***** Selected extract

Some kudos for Newsom

The Newsom face before the wonks, wookies and wreporters who cover City Hall will have some familiar faces. Thanks for that Gavin. … Steve Kawa, who was Willie Brown’s Budget Chief, then Chief of Staff (or, something like that) seems to be onboard. He’s honest and friendly under fire. … Mike Farrah will move across the building to room 200 as a senior adviser. Gavin couldn’t do better. Cathy Garza will be a part of the mix. Another big winner. … I’m hoping he keeps Ben Rosenfield who has a great way of presenting a complex budget. I don’t know the rest of the gang. I liked P.J. Johnston and his bride, Karin Carlsen (are you related to the documentary film maker? … and congrats to you both on your new baby – just heard it was born & didn’t get make or model). … Trent Rohrer & Mitch Katz will continue their work in down-sizing the local population of homeless and insane. Katz has the better bedside manner, but Trent has a disarming, school-boy charm that doesn’t abraze. That’s the kind of treatment you need when someone is telling you, you’re going to die or it’s time to get the fuck out of Dodge. (Mitch is closing down wards at SF General – as Head of Health Department, while Trent – as Head of Human Services, packs the poor off to Richmond) I’ve enjoyed watching both of their presentations through countless hearings before countless Board entities.

Let’s close this down now. Y’all take your meds and don’t let your meat loaf. If you get a lead on any jobs you feel are suitable to a person of my talents, let me know. … I’m just sitting around here trying to influence public policy while I wait for my movie to come out. … Ain’t it always that way?

**********

**Short exercise 1:** From the post praising Newsom's staff, transcribe the passage starting at "Let’s close this" and ending at "always that way?".
**Short exercise 2:** List every job title or official position named in the post praising Newsom's staff.

***** Provided material

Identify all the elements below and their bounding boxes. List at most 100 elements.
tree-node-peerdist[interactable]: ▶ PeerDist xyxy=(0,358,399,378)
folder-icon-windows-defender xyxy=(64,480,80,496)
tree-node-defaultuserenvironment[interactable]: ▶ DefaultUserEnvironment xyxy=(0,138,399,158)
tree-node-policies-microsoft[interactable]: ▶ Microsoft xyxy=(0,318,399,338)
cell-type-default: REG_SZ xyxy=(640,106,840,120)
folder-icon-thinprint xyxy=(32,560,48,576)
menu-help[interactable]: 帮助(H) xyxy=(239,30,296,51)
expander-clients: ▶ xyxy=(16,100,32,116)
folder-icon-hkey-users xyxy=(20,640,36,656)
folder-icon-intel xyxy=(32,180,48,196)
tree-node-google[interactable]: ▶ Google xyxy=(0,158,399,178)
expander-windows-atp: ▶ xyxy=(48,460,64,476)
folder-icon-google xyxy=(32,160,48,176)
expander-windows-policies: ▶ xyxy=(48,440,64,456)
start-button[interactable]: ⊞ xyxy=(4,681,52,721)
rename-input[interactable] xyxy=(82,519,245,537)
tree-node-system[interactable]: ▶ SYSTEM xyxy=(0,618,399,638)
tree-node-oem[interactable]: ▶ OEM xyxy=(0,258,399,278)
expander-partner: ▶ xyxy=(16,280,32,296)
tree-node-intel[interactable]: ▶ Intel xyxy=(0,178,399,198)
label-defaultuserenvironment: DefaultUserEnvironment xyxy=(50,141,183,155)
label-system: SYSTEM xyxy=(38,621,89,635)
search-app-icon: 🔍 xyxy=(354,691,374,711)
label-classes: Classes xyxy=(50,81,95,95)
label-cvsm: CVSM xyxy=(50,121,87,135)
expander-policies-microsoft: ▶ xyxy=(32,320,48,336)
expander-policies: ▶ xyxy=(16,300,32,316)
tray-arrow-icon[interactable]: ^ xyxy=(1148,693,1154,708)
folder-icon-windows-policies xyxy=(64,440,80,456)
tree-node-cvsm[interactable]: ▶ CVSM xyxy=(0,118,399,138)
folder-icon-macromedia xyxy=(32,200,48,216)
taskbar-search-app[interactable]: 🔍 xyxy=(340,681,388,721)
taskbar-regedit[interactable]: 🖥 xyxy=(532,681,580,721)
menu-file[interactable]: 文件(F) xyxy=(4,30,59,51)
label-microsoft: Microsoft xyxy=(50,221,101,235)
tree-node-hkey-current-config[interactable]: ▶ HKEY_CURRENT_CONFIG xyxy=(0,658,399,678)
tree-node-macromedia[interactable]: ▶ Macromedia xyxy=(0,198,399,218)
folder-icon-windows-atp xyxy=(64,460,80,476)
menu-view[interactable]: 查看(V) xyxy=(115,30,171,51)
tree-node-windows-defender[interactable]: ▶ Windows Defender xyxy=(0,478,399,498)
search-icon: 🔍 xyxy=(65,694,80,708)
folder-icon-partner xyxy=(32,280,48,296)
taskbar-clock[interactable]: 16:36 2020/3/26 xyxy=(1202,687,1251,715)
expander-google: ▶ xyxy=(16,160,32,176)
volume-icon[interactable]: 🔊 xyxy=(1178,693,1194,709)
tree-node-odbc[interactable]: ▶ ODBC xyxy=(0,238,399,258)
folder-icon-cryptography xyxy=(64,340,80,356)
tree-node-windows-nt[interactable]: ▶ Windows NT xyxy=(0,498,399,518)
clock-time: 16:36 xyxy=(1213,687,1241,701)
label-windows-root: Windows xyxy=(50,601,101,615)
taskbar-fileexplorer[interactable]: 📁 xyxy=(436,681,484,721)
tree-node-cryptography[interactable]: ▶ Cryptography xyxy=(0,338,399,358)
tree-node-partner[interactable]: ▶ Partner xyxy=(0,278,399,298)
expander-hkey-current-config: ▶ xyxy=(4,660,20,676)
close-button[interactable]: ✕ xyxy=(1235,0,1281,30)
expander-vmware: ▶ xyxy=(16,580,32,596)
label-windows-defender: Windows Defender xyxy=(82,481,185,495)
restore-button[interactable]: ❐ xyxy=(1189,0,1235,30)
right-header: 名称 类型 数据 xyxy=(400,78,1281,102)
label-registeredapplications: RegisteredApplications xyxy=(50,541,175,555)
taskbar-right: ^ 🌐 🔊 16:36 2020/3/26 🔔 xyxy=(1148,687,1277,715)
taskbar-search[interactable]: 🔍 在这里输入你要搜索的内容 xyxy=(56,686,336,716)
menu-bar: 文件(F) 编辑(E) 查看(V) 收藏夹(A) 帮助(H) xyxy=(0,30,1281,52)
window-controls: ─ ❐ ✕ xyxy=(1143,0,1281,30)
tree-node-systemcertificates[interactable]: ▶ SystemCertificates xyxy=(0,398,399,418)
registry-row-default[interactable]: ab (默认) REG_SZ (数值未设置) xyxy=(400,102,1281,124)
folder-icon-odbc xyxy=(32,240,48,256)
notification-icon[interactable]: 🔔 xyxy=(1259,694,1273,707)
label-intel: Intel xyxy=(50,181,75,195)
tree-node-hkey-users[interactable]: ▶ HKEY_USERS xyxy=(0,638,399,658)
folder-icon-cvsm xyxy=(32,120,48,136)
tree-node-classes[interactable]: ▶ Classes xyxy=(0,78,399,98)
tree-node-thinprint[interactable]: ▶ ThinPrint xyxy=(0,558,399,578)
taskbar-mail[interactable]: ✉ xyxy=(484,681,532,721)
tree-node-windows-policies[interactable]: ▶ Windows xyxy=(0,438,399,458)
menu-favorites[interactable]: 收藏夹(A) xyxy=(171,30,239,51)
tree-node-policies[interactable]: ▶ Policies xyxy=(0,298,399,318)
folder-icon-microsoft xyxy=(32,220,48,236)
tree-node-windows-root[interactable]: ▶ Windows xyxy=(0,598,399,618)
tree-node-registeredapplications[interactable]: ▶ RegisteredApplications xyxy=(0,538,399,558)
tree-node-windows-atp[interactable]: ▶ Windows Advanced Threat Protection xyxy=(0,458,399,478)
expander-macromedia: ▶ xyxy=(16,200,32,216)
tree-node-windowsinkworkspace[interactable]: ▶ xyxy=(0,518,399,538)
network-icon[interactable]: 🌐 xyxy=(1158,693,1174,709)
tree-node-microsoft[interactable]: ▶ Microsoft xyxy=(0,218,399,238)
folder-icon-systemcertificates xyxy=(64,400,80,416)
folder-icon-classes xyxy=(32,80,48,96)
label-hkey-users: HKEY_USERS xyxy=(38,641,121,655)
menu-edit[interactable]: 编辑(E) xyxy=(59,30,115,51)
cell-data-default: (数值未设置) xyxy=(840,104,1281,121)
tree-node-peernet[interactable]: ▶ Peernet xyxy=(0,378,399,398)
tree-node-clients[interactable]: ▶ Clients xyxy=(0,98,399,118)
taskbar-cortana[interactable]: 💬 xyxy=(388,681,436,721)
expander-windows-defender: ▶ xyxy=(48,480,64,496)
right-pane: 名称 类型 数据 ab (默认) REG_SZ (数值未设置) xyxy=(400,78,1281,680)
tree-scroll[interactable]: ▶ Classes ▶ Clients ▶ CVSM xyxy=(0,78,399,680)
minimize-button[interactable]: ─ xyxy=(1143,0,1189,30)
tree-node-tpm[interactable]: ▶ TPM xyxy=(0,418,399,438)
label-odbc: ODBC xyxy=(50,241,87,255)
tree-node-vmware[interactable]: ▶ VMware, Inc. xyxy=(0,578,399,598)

**********

**Right answer 1:**
Let’s close this down now. Y’all take your meds and don’t let your meat loaf. If you get a lead on any jobs you feel are suitable to a person of my talents, let me know. … I’m just sitting around here trying to influence public policy while I wait for my movie to come out. … Ain’t it always that way?

**Right answer 2:**
- Budget Chief
- Chief of Staff
- senior adviser
- Head of Health Department
- Head of Human Services